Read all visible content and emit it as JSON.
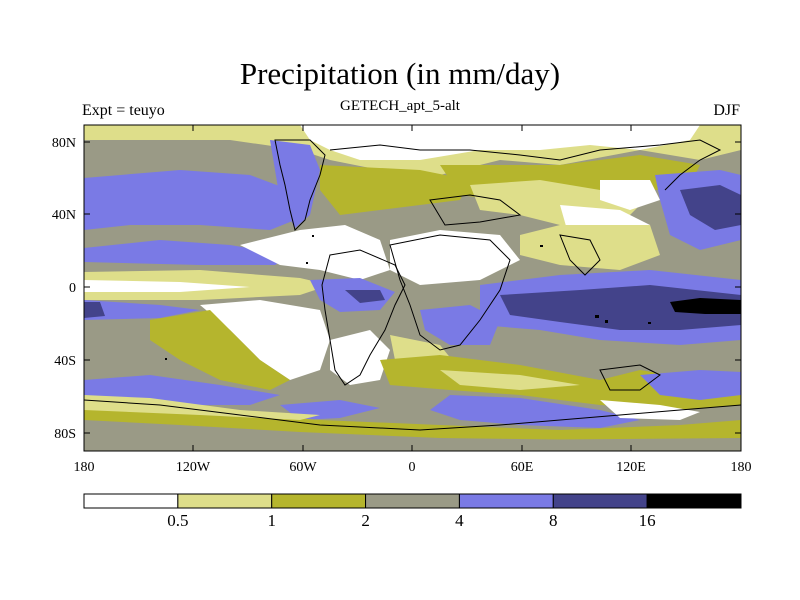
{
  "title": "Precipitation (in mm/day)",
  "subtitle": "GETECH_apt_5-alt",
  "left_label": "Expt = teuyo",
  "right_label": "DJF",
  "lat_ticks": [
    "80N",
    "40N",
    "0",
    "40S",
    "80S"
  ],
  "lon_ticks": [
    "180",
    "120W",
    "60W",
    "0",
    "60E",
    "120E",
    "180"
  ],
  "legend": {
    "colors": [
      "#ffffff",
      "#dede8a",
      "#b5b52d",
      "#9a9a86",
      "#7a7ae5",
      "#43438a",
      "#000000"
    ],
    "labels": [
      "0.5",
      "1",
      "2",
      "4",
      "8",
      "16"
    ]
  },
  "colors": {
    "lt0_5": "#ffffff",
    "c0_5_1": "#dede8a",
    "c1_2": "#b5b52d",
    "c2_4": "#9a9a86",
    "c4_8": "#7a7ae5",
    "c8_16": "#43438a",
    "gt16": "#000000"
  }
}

************

**SHORT TASK:** Print each record exactly as it stands, leaving the images out.

**ANSWER TO THE PROBLEM:**
Read all visible content and emit it as JSON.
{
  "title": "Precipitation (in mm/day)",
  "subtitle": "GETECH_apt_5-alt",
  "left_label": "Expt = teuyo",
  "right_label": "DJF",
  "lat_ticks": [
    "80N",
    "40N",
    "0",
    "40S",
    "80S"
  ],
  "lon_ticks": [
    "180",
    "120W",
    "60W",
    "0",
    "60E",
    "120E",
    "180"
  ],
  "legend": {
    "colors": [
      "#ffffff",
      "#dede8a",
      "#b5b52d",
      "#9a9a86",
      "#7a7ae5",
      "#43438a",
      "#000000"
    ],
    "labels": [
      "0.5",
      "1",
      "2",
      "4",
      "8",
      "16"
    ]
  },
  "colors": {
    "lt0_5": "#ffffff",
    "c0_5_1": "#dede8a",
    "c1_2": "#b5b52d",
    "c2_4": "#9a9a86",
    "c4_8": "#7a7ae5",
    "c8_16": "#43438a",
    "gt16": "#000000"
  }
}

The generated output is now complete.